Material provided:
......
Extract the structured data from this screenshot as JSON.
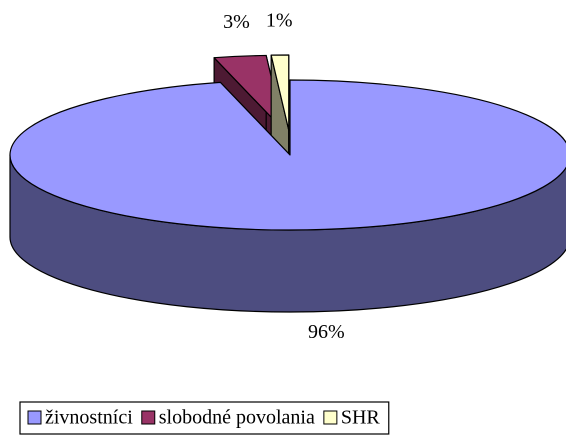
{
  "chart_data": {
    "type": "pie",
    "categories": [
      "živnostníci",
      "slobodné povolania",
      "SHR"
    ],
    "values": [
      96,
      3,
      1
    ],
    "value_labels": [
      "96%",
      "3%",
      "1%"
    ],
    "colors": [
      "#9999ff",
      "#993366",
      "#ffffcc"
    ],
    "legend": "bottom"
  }
}
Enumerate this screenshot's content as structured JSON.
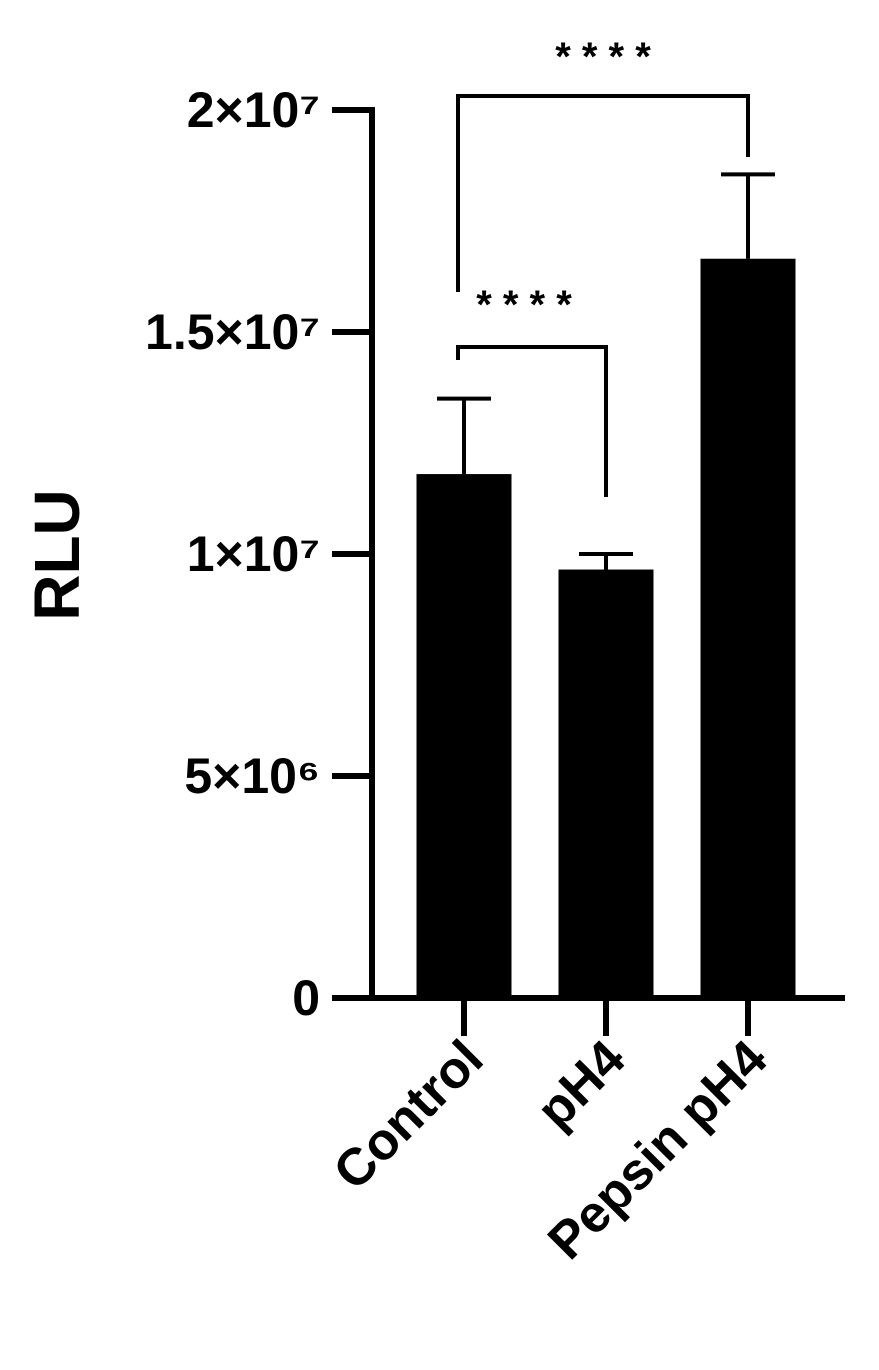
{
  "chart_data": {
    "type": "bar",
    "y_label": "RLU",
    "categories": [
      "Control",
      "pH4",
      "Pepsin pH4"
    ],
    "values": [
      11800000,
      9650000,
      16650000
    ],
    "errors": [
      1700000,
      350000,
      1900000
    ],
    "color": "#000000",
    "ylim": [
      0,
      20000000
    ],
    "yticks": [
      0,
      {
        "value": 5000000,
        "label": "5×10⁶"
      },
      {
        "value": 10000000,
        "label": "1×10⁷"
      },
      {
        "value": 15000000,
        "label": "1.5×10⁷"
      },
      {
        "value": 20000000,
        "label": "2×10⁷"
      }
    ],
    "annotations": [
      {
        "text": "* * * *"
      },
      {
        "text": "* * * *"
      }
    ]
  }
}
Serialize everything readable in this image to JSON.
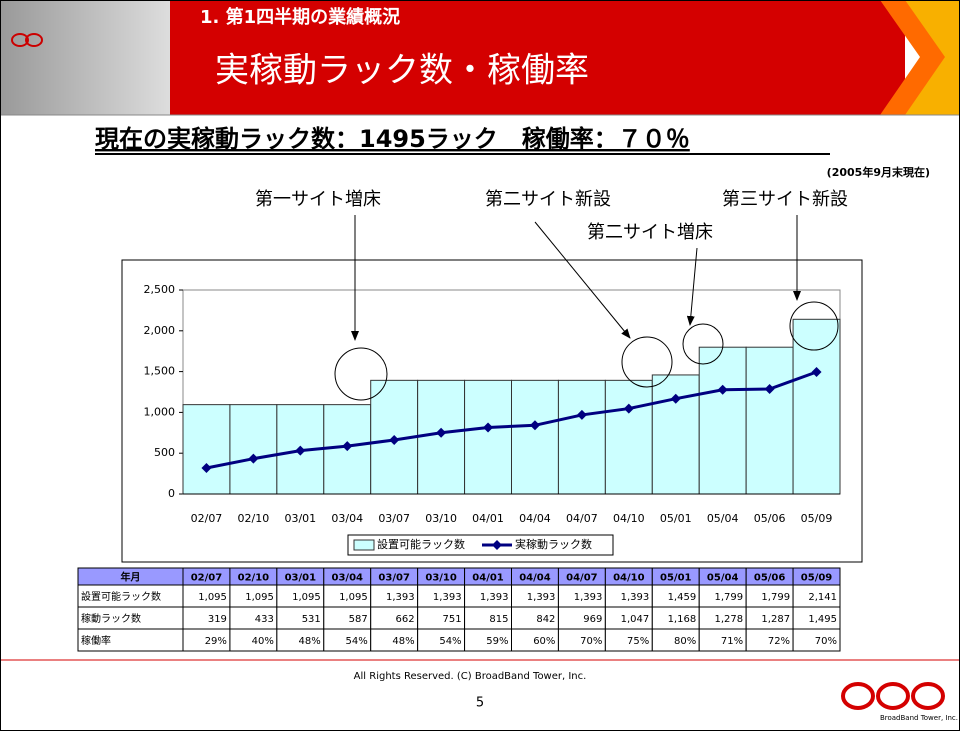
{
  "header": {
    "section": "1. 第1四半期の業績概況",
    "title": "実稼動ラック数・稼働率"
  },
  "subtitle": "現在の実稼動ラック数：1495ラック　稼働率：７０％",
  "as_of": "(2005年9月末現在)",
  "chart_data": {
    "type": "bar_line",
    "annotations": [
      "第一サイト増床",
      "第二サイト新設",
      "第二サイト増床",
      "第三サイト新設"
    ],
    "categories": [
      "02/07",
      "02/10",
      "03/01",
      "03/04",
      "03/07",
      "03/10",
      "04/01",
      "04/04",
      "04/07",
      "04/10",
      "05/01",
      "05/04",
      "05/06",
      "05/09"
    ],
    "series": [
      {
        "name": "設置可能ラック数",
        "type": "bar",
        "color": "#ccffff",
        "values": [
          1095,
          1095,
          1095,
          1095,
          1393,
          1393,
          1393,
          1393,
          1393,
          1393,
          1459,
          1799,
          1799,
          2141
        ]
      },
      {
        "name": "実稼動ラック数",
        "type": "line",
        "color": "#000080",
        "values": [
          319,
          433,
          531,
          587,
          662,
          751,
          815,
          842,
          969,
          1047,
          1168,
          1278,
          1287,
          1495
        ]
      }
    ],
    "ylim": [
      0,
      2500
    ],
    "yticks": [
      0,
      500,
      {
        "value": 1000,
        "label": "1,000"
      },
      {
        "value": 1500,
        "label": "1,500"
      },
      {
        "value": 2000,
        "label": "2,000"
      },
      {
        "value": 2500,
        "label": "2,500"
      }
    ],
    "grid": false,
    "legend": "bottom"
  },
  "table": {
    "header": [
      "年月",
      "02/07",
      "02/10",
      "03/01",
      "03/04",
      "03/07",
      "03/10",
      "04/01",
      "04/04",
      "04/07",
      "04/10",
      "05/01",
      "05/04",
      "05/06",
      "05/09"
    ],
    "rows": [
      [
        "設置可能ラック数",
        "1,095",
        "1,095",
        "1,095",
        "1,095",
        "1,393",
        "1,393",
        "1,393",
        "1,393",
        "1,393",
        "1,393",
        "1,459",
        "1,799",
        "1,799",
        "2,141"
      ],
      [
        "稼動ラック数",
        "319",
        "433",
        "531",
        "587",
        "662",
        "751",
        "815",
        "842",
        "969",
        "1,047",
        "1,168",
        "1,278",
        "1,287",
        "1,495"
      ],
      [
        "稼働率",
        "29%",
        "40%",
        "48%",
        "54%",
        "48%",
        "54%",
        "59%",
        "60%",
        "70%",
        "75%",
        "80%",
        "71%",
        "72%",
        "70%"
      ]
    ]
  },
  "footer": {
    "copyright": "All Rights Reserved. (C) BroadBand Tower, Inc.",
    "page": "5",
    "logo_text": "BroadBand Tower, Inc."
  }
}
......
Without the pictures, repeat the listing above exactly.

Correct answer:
Extract the structured data from this screenshot as JSON.
{
  "chart_data": {
    "type": "pie",
    "categories": [
      "živnostníci",
      "slobodné povolania",
      "SHR"
    ],
    "values": [
      96,
      3,
      1
    ],
    "value_labels": [
      "96%",
      "3%",
      "1%"
    ],
    "colors": [
      "#9999ff",
      "#993366",
      "#ffffcc"
    ],
    "legend": "bottom"
  }
}
Enumerate this screenshot's content as structured JSON.
{
  "chart_data": {
    "type": "bar",
    "y_label": "RLU",
    "categories": [
      "Control",
      "pH4",
      "Pepsin pH4"
    ],
    "values": [
      11800000,
      9650000,
      16650000
    ],
    "errors": [
      1700000,
      350000,
      1900000
    ],
    "color": "#000000",
    "ylim": [
      0,
      20000000
    ],
    "yticks": [
      0,
      {
        "value": 5000000,
        "label": "5×10⁶"
      },
      {
        "value": 10000000,
        "label": "1×10⁷"
      },
      {
        "value": 15000000,
        "label": "1.5×10⁷"
      },
      {
        "value": 20000000,
        "label": "2×10⁷"
      }
    ],
    "annotations": [
      {
        "text": "* * * *"
      },
      {
        "text": "* * * *"
      }
    ]
  }
}
Serialize everything readable in this image to JSON.
{
  "header": {
    "section": "1. 第1四半期の業績概況",
    "title": "実稼動ラック数・稼働率"
  },
  "subtitle": "現在の実稼動ラック数：1495ラック　稼働率：７０％",
  "as_of": "(2005年9月末現在)",
  "chart_data": {
    "type": "bar_line",
    "annotations": [
      "第一サイト増床",
      "第二サイト新設",
      "第二サイト増床",
      "第三サイト新設"
    ],
    "categories": [
      "02/07",
      "02/10",
      "03/01",
      "03/04",
      "03/07",
      "03/10",
      "04/01",
      "04/04",
      "04/07",
      "04/10",
      "05/01",
      "05/04",
      "05/06",
      "05/09"
    ],
    "series": [
      {
        "name": "設置可能ラック数",
        "type": "bar",
        "color": "#ccffff",
        "values": [
          1095,
          1095,
          1095,
          1095,
          1393,
          1393,
          1393,
          1393,
          1393,
          1393,
          1459,
          1799,
          1799,
          2141
        ]
      },
      {
        "name": "実稼動ラック数",
        "type": "line",
        "color": "#000080",
        "values": [
          319,
          433,
          531,
          587,
          662,
          751,
          815,
          842,
          969,
          1047,
          1168,
          1278,
          1287,
          1495
        ]
      }
    ],
    "ylim": [
      0,
      2500
    ],
    "yticks": [
      0,
      500,
      {
        "value": 1000,
        "label": "1,000"
      },
      {
        "value": 1500,
        "label": "1,500"
      },
      {
        "value": 2000,
        "label": "2,000"
      },
      {
        "value": 2500,
        "label": "2,500"
      }
    ],
    "grid": false,
    "legend": "bottom"
  },
  "table": {
    "header": [
      "年月",
      "02/07",
      "02/10",
      "03/01",
      "03/04",
      "03/07",
      "03/10",
      "04/01",
      "04/04",
      "04/07",
      "04/10",
      "05/01",
      "05/04",
      "05/06",
      "05/09"
    ],
    "rows": [
      [
        "設置可能ラック数",
        "1,095",
        "1,095",
        "1,095",
        "1,095",
        "1,393",
        "1,393",
        "1,393",
        "1,393",
        "1,393",
        "1,393",
        "1,459",
        "1,799",
        "1,799",
        "2,141"
      ],
      [
        "稼動ラック数",
        "319",
        "433",
        "531",
        "587",
        "662",
        "751",
        "815",
        "842",
        "969",
        "1,047",
        "1,168",
        "1,278",
        "1,287",
        "1,495"
      ],
      [
        "稼働率",
        "29%",
        "40%",
        "48%",
        "54%",
        "48%",
        "54%",
        "59%",
        "60%",
        "70%",
        "75%",
        "80%",
        "71%",
        "72%",
        "70%"
      ]
    ]
  },
  "footer": {
    "copyright": "All Rights Reserved. (C) BroadBand Tower, Inc.",
    "page": "5",
    "logo_text": "BroadBand Tower, Inc."
  }
}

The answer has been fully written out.